> **Task to complete**
Count how many lines have the word "this" in them. Reply with that number by itself.

> **Extracted material**
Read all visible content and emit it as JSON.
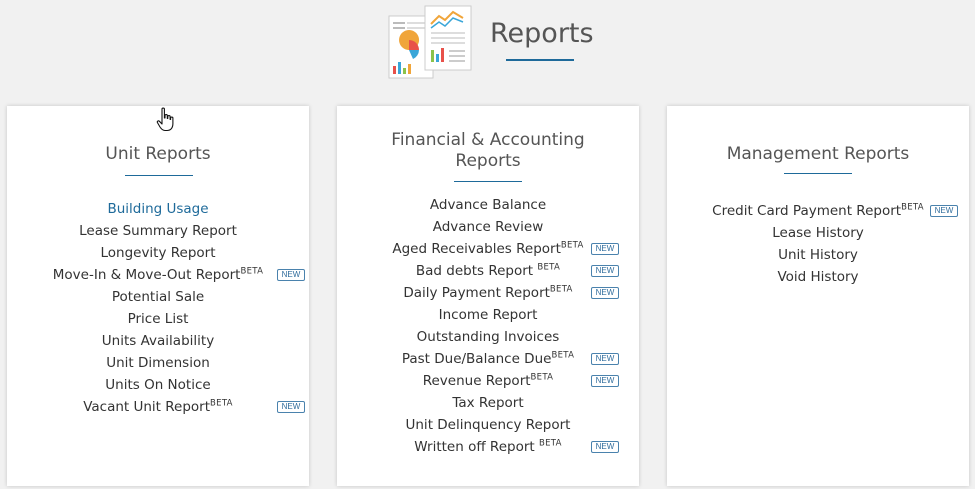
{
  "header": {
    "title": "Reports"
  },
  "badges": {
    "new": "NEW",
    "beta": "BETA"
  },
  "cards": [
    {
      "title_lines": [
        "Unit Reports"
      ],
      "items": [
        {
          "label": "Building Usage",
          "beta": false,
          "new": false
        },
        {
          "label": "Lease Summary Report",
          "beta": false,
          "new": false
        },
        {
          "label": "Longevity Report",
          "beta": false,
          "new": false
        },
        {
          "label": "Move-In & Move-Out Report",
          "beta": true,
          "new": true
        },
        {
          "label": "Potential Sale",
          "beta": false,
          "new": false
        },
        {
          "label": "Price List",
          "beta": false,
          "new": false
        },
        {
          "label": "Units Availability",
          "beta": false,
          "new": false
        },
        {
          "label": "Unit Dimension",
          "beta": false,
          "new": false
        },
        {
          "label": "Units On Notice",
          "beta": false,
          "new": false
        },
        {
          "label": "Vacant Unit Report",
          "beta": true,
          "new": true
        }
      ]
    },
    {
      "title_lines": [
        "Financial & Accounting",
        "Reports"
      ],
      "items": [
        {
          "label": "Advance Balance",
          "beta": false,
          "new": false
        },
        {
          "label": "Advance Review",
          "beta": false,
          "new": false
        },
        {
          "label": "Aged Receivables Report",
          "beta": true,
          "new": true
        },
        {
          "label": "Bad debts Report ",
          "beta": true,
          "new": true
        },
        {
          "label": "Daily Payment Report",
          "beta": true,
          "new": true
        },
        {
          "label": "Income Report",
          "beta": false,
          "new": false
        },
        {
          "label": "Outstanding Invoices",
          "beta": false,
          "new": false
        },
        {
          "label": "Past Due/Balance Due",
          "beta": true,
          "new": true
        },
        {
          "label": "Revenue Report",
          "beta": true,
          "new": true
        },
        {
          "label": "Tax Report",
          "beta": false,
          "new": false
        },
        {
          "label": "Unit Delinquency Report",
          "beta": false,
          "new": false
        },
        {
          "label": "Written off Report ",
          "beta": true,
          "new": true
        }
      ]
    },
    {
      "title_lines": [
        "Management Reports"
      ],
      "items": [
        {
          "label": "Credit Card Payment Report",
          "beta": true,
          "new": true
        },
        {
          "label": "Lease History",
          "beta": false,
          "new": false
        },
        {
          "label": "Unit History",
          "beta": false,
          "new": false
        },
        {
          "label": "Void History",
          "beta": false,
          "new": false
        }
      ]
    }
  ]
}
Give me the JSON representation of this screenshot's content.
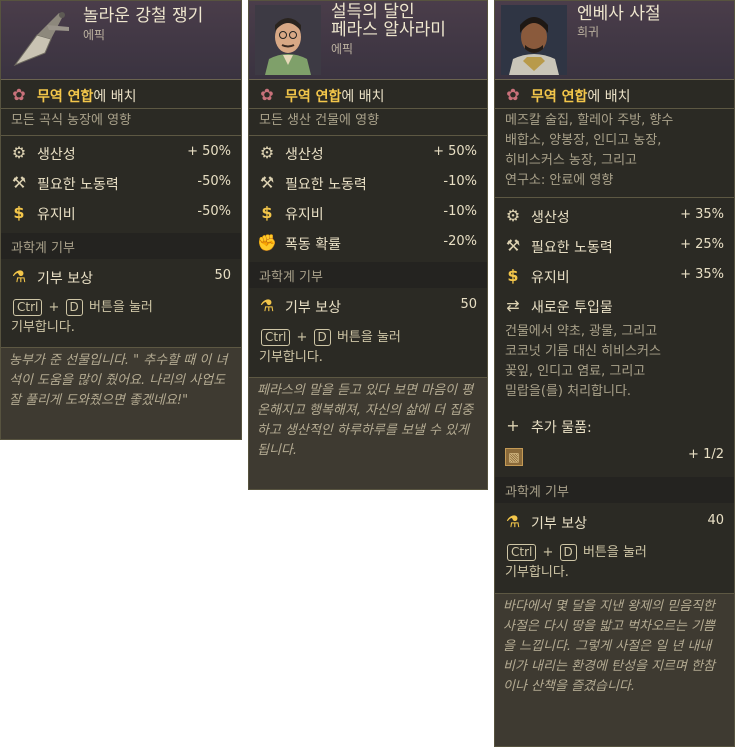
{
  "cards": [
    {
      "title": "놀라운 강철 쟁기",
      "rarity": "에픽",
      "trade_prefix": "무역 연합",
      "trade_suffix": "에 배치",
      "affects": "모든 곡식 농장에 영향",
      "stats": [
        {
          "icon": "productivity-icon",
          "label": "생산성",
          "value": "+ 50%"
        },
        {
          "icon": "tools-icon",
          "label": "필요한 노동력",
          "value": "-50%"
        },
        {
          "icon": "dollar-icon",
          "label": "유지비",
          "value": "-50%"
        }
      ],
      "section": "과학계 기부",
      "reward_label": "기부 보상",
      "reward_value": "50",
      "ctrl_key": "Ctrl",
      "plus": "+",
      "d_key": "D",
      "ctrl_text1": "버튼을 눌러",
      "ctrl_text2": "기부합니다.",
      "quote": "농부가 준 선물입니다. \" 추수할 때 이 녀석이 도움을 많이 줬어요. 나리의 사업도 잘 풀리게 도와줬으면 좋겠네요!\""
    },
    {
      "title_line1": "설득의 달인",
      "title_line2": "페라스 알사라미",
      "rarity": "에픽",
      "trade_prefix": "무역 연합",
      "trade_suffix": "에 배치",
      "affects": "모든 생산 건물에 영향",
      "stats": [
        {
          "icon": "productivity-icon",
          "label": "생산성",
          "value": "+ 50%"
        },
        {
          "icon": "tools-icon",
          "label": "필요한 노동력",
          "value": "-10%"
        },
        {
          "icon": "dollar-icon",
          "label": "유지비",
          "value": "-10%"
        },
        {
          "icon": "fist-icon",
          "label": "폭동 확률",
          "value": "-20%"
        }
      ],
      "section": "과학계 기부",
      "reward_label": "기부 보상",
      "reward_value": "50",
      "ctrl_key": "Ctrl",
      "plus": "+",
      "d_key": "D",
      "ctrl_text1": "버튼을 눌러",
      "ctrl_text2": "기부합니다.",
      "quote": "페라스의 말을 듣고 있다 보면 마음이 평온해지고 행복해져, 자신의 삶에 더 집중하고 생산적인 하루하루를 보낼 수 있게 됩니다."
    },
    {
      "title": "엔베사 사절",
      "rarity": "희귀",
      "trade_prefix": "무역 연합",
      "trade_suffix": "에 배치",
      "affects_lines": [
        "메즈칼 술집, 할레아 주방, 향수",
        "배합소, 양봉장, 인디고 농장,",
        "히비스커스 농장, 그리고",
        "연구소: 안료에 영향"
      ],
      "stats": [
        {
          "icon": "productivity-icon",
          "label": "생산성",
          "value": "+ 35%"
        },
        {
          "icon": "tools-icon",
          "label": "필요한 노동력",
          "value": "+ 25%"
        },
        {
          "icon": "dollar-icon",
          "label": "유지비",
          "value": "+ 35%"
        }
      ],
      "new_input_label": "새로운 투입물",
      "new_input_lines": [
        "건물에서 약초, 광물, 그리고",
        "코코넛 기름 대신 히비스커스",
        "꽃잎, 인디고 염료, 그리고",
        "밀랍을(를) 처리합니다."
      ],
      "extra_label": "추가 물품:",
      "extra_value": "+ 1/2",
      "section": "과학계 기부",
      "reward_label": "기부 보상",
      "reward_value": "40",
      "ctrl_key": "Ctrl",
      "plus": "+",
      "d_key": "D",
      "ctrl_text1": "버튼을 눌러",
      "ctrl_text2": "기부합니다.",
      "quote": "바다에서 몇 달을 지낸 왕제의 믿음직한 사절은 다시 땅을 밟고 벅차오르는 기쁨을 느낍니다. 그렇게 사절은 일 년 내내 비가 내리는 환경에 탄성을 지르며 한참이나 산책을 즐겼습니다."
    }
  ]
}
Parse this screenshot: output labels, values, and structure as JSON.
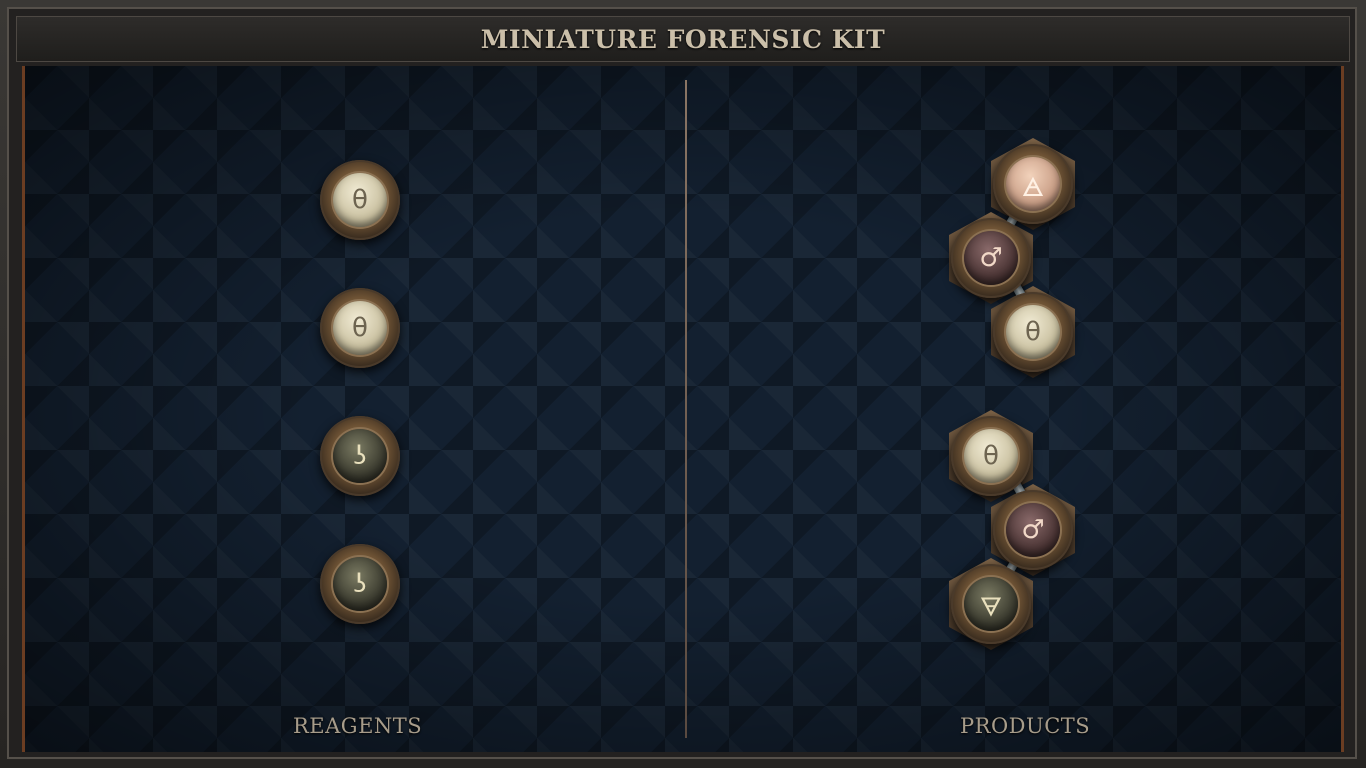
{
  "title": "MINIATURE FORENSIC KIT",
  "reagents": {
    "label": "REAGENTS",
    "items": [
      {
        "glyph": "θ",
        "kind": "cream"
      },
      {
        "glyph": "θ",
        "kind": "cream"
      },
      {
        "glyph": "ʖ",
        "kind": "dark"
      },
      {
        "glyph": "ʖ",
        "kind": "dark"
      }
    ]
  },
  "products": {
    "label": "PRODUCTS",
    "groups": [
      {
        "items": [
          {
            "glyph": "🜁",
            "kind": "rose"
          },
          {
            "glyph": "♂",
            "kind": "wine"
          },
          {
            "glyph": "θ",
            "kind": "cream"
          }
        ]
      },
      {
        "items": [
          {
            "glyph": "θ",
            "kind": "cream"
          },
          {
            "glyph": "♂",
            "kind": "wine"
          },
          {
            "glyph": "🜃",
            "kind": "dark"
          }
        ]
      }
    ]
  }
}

> **Result of the task**
2